* Exercise directions
Extract all lines that hold "locale" from the records below.

#### Records for processing ####

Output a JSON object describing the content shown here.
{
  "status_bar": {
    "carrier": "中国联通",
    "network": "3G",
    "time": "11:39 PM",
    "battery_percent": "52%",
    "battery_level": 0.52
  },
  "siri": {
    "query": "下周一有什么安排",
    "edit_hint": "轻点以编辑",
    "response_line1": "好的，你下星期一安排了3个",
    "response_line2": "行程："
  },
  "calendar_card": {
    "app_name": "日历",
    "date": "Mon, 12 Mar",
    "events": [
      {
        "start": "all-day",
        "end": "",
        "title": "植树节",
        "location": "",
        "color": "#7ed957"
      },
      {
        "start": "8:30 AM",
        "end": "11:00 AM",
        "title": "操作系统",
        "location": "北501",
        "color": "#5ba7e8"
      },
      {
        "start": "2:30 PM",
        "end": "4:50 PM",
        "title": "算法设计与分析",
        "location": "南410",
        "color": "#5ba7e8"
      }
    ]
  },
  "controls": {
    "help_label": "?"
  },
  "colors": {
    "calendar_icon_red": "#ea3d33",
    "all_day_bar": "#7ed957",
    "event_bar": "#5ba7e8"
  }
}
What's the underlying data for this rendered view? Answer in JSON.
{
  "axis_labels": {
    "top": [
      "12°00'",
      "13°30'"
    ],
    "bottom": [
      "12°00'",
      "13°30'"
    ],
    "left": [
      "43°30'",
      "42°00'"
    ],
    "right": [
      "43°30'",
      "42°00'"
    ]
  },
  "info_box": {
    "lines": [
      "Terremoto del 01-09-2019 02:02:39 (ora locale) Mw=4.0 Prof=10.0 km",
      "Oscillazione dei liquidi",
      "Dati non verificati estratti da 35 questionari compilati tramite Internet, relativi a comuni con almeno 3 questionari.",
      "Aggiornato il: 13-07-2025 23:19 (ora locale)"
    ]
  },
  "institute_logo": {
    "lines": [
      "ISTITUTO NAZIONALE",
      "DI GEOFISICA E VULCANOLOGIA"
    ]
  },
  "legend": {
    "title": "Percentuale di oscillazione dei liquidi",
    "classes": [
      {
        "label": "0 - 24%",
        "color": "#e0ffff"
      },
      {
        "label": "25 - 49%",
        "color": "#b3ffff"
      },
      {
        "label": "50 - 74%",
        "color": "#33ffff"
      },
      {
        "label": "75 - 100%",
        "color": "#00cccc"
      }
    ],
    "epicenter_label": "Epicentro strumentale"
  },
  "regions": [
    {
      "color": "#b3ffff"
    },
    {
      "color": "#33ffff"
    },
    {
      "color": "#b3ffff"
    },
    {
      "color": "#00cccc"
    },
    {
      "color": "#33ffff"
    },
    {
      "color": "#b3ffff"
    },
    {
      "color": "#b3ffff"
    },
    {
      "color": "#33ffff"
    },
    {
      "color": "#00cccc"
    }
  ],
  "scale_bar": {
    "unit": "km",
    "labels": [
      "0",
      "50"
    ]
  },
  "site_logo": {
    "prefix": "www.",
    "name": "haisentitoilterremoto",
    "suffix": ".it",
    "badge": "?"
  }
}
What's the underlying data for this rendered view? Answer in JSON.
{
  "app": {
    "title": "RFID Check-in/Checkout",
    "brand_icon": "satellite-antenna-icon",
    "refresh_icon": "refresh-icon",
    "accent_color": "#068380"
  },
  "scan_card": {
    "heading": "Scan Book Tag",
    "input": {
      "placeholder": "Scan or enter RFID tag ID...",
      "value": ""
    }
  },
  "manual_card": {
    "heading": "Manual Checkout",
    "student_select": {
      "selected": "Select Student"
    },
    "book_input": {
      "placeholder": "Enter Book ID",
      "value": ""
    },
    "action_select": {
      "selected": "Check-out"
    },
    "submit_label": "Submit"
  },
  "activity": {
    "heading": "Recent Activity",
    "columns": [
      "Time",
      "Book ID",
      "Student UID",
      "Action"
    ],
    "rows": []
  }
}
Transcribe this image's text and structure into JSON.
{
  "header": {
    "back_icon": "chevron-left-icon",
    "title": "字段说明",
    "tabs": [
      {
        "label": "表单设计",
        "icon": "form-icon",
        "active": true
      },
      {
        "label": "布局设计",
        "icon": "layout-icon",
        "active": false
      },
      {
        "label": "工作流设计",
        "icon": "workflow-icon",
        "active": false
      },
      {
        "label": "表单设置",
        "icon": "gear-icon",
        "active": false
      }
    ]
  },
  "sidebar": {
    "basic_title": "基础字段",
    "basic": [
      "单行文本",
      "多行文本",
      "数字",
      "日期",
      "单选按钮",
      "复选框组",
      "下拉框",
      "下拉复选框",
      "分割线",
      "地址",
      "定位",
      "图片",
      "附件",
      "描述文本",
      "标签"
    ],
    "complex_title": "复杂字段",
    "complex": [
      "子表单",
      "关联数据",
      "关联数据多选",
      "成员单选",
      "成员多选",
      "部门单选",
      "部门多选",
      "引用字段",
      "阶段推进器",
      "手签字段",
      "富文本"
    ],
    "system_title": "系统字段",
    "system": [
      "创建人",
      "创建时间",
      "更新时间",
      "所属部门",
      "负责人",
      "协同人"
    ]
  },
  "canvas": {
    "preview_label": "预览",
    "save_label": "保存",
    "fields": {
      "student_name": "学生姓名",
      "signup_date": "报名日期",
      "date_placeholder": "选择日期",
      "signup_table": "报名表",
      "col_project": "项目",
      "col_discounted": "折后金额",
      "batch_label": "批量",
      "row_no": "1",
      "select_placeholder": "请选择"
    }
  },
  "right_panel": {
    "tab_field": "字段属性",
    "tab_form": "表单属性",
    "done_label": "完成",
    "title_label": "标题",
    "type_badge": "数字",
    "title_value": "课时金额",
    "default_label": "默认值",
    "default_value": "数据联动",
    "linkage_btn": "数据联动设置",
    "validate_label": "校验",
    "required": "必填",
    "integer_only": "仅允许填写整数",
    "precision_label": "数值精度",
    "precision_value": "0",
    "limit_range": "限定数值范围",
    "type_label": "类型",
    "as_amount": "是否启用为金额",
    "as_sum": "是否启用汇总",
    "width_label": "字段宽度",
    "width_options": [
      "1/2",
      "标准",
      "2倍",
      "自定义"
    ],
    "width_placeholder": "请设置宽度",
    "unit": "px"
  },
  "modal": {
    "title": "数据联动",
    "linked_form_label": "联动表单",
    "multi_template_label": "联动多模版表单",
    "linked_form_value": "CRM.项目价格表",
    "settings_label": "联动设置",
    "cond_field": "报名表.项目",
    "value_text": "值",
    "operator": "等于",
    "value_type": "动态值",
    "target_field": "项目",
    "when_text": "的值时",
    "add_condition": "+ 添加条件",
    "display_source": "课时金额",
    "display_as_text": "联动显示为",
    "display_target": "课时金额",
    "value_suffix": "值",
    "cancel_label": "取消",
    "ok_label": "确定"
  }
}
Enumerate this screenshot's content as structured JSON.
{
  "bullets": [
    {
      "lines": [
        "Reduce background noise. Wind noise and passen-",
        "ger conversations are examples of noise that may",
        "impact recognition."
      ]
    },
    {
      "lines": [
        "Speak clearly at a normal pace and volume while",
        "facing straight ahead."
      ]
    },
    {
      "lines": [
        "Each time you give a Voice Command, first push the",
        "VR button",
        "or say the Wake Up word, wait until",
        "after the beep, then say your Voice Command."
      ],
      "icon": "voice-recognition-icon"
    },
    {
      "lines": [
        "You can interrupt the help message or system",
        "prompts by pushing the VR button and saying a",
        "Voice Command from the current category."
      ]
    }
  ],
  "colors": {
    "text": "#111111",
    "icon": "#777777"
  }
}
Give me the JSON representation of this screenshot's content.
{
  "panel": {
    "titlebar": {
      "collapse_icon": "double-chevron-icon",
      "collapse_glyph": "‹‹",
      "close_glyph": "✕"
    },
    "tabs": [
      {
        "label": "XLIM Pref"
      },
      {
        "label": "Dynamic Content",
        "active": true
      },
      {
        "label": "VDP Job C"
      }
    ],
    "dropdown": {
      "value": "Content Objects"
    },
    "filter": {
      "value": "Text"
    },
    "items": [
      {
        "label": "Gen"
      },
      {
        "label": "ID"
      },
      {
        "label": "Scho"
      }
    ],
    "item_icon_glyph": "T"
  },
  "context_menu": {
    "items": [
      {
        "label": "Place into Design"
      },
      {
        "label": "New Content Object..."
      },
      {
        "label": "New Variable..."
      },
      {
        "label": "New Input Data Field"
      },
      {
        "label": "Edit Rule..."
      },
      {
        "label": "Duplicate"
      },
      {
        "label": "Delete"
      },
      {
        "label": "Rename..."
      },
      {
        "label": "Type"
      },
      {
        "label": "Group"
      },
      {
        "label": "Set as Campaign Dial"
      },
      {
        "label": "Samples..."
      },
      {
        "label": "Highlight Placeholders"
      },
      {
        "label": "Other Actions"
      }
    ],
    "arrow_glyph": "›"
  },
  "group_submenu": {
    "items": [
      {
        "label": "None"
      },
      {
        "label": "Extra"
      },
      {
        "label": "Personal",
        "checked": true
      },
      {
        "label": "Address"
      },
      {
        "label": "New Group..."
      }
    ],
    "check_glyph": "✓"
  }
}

####

* Complete answer
      "Terremoto del 01-09-2019 02:02:39 (ora locale) Mw=4.0 Prof=10.0 km",
      "Aggiornato il: 13-07-2025 23:19 (ora locale)"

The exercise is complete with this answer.